# [YOUR TASK]
From the records below, pull each line that has "existing".

------------------------------------------------------------------------

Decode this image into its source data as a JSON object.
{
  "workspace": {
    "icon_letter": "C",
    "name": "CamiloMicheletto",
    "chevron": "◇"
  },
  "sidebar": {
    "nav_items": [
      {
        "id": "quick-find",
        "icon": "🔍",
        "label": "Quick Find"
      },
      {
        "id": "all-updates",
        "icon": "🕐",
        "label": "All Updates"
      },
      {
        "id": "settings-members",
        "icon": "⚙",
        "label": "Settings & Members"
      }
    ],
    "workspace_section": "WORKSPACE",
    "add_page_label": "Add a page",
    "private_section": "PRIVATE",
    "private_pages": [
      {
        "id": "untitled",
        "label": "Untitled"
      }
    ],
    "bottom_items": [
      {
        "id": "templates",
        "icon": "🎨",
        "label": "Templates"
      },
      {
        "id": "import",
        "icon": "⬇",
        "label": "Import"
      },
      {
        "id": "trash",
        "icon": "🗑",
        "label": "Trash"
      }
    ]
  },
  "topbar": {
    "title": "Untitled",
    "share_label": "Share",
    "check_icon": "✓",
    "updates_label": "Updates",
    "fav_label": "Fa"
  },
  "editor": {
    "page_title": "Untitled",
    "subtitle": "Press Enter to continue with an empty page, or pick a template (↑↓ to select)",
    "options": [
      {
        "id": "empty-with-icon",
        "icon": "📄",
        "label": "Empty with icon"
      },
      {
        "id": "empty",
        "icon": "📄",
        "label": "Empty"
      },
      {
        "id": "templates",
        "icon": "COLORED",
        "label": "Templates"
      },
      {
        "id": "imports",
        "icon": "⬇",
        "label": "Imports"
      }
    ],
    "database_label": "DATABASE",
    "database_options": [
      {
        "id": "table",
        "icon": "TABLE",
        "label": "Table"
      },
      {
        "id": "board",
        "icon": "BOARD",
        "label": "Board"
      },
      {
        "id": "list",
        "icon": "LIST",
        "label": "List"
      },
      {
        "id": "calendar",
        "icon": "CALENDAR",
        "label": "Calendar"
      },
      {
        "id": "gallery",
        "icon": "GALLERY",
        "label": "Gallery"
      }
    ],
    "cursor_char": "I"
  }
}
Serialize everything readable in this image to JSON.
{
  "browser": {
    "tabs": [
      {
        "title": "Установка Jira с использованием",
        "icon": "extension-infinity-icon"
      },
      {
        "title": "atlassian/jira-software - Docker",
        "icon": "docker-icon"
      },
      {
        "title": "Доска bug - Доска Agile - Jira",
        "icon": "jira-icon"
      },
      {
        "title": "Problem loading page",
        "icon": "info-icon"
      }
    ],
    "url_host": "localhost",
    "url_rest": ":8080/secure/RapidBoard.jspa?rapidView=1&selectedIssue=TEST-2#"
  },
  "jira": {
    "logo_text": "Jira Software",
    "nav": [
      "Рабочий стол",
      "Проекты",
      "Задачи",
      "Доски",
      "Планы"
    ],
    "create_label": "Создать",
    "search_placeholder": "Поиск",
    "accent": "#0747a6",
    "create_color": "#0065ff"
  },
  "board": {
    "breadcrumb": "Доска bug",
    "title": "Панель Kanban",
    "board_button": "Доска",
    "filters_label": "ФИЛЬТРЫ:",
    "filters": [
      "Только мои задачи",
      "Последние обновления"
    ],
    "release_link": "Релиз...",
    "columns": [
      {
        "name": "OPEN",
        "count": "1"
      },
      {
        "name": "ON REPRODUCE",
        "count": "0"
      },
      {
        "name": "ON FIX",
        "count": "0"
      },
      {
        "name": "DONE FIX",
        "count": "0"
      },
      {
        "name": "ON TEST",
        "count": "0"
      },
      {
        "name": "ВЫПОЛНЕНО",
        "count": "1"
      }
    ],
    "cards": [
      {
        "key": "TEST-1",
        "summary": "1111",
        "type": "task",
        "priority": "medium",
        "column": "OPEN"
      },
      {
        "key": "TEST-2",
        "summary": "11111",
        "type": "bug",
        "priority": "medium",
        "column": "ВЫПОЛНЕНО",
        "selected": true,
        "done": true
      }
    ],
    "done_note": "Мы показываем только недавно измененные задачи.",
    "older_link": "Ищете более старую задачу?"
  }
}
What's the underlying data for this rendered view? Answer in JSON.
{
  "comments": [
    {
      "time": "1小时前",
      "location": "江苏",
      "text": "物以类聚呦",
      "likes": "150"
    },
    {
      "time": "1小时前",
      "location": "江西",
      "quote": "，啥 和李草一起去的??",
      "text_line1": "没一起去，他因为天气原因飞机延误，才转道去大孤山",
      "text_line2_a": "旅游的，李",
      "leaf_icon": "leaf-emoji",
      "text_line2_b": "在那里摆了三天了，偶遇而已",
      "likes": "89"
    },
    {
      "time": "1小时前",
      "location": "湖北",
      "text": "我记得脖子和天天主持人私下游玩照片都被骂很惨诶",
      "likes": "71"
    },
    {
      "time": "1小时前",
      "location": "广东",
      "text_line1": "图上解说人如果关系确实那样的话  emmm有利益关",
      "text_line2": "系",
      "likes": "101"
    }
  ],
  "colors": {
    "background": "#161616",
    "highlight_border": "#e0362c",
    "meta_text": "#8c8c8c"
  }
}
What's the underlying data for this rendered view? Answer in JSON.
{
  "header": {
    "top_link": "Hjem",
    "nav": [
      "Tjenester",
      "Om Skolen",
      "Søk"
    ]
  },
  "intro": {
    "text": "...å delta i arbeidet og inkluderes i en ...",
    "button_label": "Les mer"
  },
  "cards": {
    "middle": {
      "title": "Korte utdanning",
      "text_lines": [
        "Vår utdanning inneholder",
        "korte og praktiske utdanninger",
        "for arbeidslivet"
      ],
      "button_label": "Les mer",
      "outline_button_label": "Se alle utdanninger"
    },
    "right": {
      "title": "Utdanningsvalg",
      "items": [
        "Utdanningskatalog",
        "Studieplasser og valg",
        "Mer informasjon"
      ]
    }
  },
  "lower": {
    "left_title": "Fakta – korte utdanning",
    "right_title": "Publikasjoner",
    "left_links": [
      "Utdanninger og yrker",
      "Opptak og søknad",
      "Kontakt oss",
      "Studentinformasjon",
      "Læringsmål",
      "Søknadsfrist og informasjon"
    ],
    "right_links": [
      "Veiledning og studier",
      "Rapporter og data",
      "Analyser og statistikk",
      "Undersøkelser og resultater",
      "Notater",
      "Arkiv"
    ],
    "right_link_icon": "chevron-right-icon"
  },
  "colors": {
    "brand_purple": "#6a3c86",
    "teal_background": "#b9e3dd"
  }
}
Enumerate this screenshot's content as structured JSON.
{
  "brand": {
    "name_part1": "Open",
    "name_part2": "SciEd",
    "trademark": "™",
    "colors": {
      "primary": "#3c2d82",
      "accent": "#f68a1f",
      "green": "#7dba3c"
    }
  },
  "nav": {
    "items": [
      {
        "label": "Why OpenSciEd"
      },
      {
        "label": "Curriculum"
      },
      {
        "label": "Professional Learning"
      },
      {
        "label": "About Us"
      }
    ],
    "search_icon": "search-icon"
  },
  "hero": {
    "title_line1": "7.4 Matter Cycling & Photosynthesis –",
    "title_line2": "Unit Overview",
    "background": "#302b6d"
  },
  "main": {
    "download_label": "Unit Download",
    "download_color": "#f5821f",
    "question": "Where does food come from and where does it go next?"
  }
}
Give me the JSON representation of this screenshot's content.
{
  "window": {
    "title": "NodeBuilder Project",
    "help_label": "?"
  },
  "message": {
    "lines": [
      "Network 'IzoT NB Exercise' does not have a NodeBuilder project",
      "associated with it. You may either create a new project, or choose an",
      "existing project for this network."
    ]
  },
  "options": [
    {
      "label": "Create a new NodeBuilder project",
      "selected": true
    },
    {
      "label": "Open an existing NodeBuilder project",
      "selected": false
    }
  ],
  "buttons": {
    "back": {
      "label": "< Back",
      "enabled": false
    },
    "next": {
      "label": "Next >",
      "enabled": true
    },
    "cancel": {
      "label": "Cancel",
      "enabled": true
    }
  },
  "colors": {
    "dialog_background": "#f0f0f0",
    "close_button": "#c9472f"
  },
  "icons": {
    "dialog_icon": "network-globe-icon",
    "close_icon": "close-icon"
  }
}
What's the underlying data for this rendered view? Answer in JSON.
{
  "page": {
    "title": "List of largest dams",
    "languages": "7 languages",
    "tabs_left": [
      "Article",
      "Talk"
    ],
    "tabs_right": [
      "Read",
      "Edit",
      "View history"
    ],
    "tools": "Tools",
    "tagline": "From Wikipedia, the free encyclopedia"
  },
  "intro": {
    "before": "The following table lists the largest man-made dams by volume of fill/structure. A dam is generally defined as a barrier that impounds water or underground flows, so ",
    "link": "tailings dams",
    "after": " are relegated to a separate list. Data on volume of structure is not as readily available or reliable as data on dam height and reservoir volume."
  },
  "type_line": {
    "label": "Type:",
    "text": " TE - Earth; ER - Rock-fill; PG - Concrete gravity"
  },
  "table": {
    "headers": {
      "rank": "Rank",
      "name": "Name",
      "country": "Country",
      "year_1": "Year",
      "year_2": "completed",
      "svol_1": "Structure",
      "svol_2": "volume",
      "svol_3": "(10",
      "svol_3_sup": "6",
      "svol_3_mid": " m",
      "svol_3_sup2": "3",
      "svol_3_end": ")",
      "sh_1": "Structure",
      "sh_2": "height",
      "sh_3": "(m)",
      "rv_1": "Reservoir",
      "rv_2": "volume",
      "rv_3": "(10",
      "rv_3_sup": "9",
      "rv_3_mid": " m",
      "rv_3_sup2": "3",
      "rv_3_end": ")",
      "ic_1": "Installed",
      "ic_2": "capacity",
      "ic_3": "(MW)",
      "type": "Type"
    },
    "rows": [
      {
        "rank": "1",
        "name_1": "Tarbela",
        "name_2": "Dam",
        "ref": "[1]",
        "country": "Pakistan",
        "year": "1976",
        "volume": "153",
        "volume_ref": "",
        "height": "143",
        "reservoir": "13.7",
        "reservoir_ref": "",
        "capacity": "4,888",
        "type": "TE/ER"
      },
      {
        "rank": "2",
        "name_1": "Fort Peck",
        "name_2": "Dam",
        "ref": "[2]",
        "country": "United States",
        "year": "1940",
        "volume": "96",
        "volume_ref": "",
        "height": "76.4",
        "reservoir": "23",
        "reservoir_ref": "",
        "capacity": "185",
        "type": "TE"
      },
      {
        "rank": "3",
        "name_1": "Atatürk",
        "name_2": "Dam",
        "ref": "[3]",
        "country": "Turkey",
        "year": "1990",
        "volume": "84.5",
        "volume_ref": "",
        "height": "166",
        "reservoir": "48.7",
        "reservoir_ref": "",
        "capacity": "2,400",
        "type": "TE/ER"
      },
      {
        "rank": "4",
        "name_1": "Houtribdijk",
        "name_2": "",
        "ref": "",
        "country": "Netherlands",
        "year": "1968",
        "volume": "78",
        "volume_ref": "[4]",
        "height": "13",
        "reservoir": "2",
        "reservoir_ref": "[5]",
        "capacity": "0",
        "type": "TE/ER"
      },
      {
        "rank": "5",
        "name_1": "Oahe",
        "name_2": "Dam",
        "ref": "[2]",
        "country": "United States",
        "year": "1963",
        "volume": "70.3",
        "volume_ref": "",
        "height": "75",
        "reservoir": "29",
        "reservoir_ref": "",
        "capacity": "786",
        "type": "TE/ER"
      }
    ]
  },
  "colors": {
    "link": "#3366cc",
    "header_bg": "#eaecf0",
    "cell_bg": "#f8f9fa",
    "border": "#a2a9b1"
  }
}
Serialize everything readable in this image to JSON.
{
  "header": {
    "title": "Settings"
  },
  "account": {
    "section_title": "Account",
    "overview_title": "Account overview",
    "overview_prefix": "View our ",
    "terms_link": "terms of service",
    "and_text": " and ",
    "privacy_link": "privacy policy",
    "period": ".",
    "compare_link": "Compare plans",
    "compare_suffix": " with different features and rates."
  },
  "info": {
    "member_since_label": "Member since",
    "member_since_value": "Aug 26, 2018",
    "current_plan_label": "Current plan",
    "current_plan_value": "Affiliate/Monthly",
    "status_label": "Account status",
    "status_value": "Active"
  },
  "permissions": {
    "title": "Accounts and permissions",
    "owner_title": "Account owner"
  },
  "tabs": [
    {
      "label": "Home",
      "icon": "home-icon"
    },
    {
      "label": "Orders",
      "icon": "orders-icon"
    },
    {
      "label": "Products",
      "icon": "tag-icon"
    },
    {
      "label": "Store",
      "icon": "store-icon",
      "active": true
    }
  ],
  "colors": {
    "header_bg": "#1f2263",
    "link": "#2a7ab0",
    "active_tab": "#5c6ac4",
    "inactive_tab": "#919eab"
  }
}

------------------------------------------------------------------------

# [ANSWER TO THE TASK]
      "existing project for this network."
      "label": "Open an existing NodeBuilder project",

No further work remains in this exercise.